■ WHAT TO WORK ON ■
Please print the full listing exactly.

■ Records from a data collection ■
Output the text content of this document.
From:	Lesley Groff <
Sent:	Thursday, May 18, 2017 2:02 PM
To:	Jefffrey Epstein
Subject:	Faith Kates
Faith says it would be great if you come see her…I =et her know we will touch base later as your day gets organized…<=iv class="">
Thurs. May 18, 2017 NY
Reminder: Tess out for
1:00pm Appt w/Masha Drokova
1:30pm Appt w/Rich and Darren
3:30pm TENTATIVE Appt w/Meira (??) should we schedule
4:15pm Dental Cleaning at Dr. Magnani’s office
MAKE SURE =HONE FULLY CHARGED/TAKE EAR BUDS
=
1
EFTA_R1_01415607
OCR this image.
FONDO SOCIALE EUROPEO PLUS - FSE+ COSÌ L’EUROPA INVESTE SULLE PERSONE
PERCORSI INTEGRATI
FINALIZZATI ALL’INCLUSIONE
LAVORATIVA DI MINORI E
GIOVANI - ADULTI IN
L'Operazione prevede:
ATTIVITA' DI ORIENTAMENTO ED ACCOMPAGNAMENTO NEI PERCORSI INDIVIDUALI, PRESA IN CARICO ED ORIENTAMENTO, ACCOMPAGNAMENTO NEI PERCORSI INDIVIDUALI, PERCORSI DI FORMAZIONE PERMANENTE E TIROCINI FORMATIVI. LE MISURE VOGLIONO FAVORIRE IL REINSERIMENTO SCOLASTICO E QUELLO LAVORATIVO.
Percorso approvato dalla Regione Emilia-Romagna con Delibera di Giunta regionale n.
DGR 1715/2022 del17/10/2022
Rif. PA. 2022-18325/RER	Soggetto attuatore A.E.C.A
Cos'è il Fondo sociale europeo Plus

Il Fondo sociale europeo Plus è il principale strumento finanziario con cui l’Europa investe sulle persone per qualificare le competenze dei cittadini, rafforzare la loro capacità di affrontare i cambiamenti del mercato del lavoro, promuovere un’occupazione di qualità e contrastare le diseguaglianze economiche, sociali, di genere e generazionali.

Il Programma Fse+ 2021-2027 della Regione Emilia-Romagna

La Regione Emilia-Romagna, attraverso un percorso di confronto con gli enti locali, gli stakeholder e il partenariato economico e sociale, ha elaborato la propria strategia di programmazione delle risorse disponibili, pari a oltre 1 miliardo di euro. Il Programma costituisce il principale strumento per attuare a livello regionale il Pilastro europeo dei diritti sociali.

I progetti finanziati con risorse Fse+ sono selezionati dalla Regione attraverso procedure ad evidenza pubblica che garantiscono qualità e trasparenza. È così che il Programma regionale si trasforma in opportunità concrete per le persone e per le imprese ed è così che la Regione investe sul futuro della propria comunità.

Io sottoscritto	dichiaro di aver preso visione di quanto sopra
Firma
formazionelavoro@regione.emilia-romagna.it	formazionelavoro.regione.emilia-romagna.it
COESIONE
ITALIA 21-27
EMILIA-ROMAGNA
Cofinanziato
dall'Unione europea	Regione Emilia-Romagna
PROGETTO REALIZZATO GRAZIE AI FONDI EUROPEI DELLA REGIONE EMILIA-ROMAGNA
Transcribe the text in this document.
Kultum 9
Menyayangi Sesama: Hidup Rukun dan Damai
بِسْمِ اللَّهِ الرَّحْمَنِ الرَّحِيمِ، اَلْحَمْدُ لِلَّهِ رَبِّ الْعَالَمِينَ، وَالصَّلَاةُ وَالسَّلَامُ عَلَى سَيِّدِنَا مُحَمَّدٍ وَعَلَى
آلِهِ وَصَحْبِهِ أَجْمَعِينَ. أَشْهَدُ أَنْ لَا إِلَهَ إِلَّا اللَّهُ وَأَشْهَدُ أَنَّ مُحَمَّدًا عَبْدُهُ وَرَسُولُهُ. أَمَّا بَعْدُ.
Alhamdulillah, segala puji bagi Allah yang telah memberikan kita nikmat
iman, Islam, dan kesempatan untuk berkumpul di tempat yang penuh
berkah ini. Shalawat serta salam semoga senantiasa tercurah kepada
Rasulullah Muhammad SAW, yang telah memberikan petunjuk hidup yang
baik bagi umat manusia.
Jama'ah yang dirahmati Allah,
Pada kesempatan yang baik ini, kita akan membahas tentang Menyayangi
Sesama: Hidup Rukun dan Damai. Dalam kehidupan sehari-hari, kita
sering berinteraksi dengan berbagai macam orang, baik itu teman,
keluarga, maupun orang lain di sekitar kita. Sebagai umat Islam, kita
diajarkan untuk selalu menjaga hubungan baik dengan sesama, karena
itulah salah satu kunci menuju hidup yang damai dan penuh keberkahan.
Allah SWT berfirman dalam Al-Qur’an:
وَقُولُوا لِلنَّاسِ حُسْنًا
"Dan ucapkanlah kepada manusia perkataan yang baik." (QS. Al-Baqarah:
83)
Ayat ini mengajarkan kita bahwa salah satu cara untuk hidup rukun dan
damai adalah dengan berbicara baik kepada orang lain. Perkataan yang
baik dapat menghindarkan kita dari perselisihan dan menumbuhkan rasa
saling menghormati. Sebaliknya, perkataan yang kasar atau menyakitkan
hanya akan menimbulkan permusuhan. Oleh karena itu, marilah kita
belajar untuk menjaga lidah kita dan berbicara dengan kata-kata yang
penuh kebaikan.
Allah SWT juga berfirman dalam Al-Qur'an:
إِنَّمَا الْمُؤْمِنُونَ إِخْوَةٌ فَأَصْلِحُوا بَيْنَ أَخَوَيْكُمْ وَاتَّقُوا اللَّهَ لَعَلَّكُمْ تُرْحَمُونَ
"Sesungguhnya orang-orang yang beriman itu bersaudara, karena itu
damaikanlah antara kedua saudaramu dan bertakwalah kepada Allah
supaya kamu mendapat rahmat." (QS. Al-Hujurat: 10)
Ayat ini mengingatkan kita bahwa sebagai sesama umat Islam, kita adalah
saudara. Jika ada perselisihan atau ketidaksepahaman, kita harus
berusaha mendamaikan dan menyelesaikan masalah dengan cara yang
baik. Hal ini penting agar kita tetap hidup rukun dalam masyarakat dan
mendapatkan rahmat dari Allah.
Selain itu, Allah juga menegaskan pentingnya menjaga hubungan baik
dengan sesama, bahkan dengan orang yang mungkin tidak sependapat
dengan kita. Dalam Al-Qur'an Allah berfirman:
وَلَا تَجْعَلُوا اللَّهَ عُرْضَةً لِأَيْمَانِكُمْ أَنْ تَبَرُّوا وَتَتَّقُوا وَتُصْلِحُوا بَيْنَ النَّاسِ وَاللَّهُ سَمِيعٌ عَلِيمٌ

■ CORRECT RESULT ■
Output the text content of this document.
From:	Lesley Groff <
Sent:	Thursday, May 18, 2017 2:02 PM
To:	Jefffrey Epstein
Subject:	Faith Kates
Faith says it would be great if you come see her…I =et her know we will touch base later as your day gets organized…<=iv class="">
Thurs. May 18, 2017 NY
Reminder: Tess out for
1:00pm Appt w/Masha Drokova
1:30pm Appt w/Rich and Darren
3:30pm TENTATIVE Appt w/Meira (??) should we schedule
4:15pm Dental Cleaning at Dr. Magnani’s office
MAKE SURE =HONE FULLY CHARGED/TAKE EAR BUDS
=
1
EFTA_R1_01415607
OCR this image.
FONDO SOCIALE EUROPEO PLUS - FSE+ COSÌ L’EUROPA INVESTE SULLE PERSONE
PERCORSI INTEGRATI
FINALIZZATI ALL’INCLUSIONE
LAVORATIVA DI MINORI E
GIOVANI - ADULTI IN
L'Operazione prevede:
ATTIVITA' DI ORIENTAMENTO ED ACCOMPAGNAMENTO NEI PERCORSI INDIVIDUALI, PRESA IN CARICO ED ORIENTAMENTO, ACCOMPAGNAMENTO NEI PERCORSI INDIVIDUALI, PERCORSI DI FORMAZIONE PERMANENTE E TIROCINI FORMATIVI. LE MISURE VOGLIONO FAVORIRE IL REINSERIMENTO SCOLASTICO E QUELLO LAVORATIVO.
Percorso approvato dalla Regione Emilia-Romagna con Delibera di Giunta regionale n.
DGR 1715/2022 del17/10/2022
Rif. PA. 2022-18325/RER	Soggetto attuatore A.E.C.A
Cos'è il Fondo sociale europeo Plus

Il Fondo sociale europeo Plus è il principale strumento finanziario con cui l’Europa investe sulle persone per qualificare le competenze dei cittadini, rafforzare la loro capacità di affrontare i cambiamenti del mercato del lavoro, promuovere un’occupazione di qualità e contrastare le diseguaglianze economiche, sociali, di genere e generazionali.

Il Programma Fse+ 2021-2027 della Regione Emilia-Romagna

La Regione Emilia-Romagna, attraverso un percorso di confronto con gli enti locali, gli stakeholder e il partenariato economico e sociale, ha elaborato la propria strategia di programmazione delle risorse disponibili, pari a oltre 1 miliardo di euro. Il Programma costituisce il principale strumento per attuare a livello regionale il Pilastro europeo dei diritti sociali.

I progetti finanziati con risorse Fse+ sono selezionati dalla Regione attraverso procedure ad evidenza pubblica che garantiscono qualità e trasparenza. È così che il Programma regionale si trasforma in opportunità concrete per le persone e per le imprese ed è così che la Regione investe sul futuro della propria comunità.

Io sottoscritto	dichiaro di aver preso visione di quanto sopra
Firma
formazionelavoro@regione.emilia-romagna.it	formazionelavoro.regione.emilia-romagna.it
COESIONE
ITALIA 21-27
EMILIA-ROMAGNA
Cofinanziato
dall'Unione europea	Regione Emilia-Romagna
PROGETTO REALIZZATO GRAZIE AI FONDI EUROPEI DELLA REGIONE EMILIA-ROMAGNA
Transcribe the text in this document.
Kultum 9
Menyayangi Sesama: Hidup Rukun dan Damai
بِسْمِ اللَّهِ الرَّحْمَنِ الرَّحِيمِ، اَلْحَمْدُ لِلَّهِ رَبِّ الْعَالَمِينَ، وَالصَّلَاةُ وَالسَّلَامُ عَلَى سَيِّدِنَا مُحَمَّدٍ وَعَلَى
آلِهِ وَصَحْبِهِ أَجْمَعِينَ. أَشْهَدُ أَنْ لَا إِلَهَ إِلَّا اللَّهُ وَأَشْهَدُ أَنَّ مُحَمَّدًا عَبْدُهُ وَرَسُولُهُ. أَمَّا بَعْدُ.
Alhamdulillah, segala puji bagi Allah yang telah memberikan kita nikmat
iman, Islam, dan kesempatan untuk berkumpul di tempat yang penuh
berkah ini. Shalawat serta salam semoga senantiasa tercurah kepada
Rasulullah Muhammad SAW, yang telah memberikan petunjuk hidup yang
baik bagi umat manusia.
Jama'ah yang dirahmati Allah,
Pada kesempatan yang baik ini, kita akan membahas tentang Menyayangi
Sesama: Hidup Rukun dan Damai. Dalam kehidupan sehari-hari, kita
sering berinteraksi dengan berbagai macam orang, baik itu teman,
keluarga, maupun orang lain di sekitar kita. Sebagai umat Islam, kita
diajarkan untuk selalu menjaga hubungan baik dengan sesama, karena
itulah salah satu kunci menuju hidup yang damai dan penuh keberkahan.
Allah SWT berfirman dalam Al-Qur’an:
وَقُولُوا لِلنَّاسِ حُسْنًا
"Dan ucapkanlah kepada manusia perkataan yang baik." (QS. Al-Baqarah:
83)
Ayat ini mengajarkan kita bahwa salah satu cara untuk hidup rukun dan
damai adalah dengan berbicara baik kepada orang lain. Perkataan yang
baik dapat menghindarkan kita dari perselisihan dan menumbuhkan rasa
saling menghormati. Sebaliknya, perkataan yang kasar atau menyakitkan
hanya akan menimbulkan permusuhan. Oleh karena itu, marilah kita
belajar untuk menjaga lidah kita dan berbicara dengan kata-kata yang
penuh kebaikan.
Allah SWT juga berfirman dalam Al-Qur'an:
إِنَّمَا الْمُؤْمِنُونَ إِخْوَةٌ فَأَصْلِحُوا بَيْنَ أَخَوَيْكُمْ وَاتَّقُوا اللَّهَ لَعَلَّكُمْ تُرْحَمُونَ
"Sesungguhnya orang-orang yang beriman itu bersaudara, karena itu
damaikanlah antara kedua saudaramu dan bertakwalah kepada Allah
supaya kamu mendapat rahmat." (QS. Al-Hujurat: 10)
Ayat ini mengingatkan kita bahwa sebagai sesama umat Islam, kita adalah
saudara. Jika ada perselisihan atau ketidaksepahaman, kita harus
berusaha mendamaikan dan menyelesaikan masalah dengan cara yang
baik. Hal ini penting agar kita tetap hidup rukun dalam masyarakat dan
mendapatkan rahmat dari Allah.
Selain itu, Allah juga menegaskan pentingnya menjaga hubungan baik
dengan sesama, bahkan dengan orang yang mungkin tidak sependapat
dengan kita. Dalam Al-Qur'an Allah berfirman:
وَلَا تَجْعَلُوا اللَّهَ عُرْضَةً لِأَيْمَانِكُمْ أَنْ تَبَرُّوا وَتَتَّقُوا وَتُصْلِحُوا بَيْنَ النَّاسِ وَاللَّهُ سَمِيعٌ عَلِيمٌ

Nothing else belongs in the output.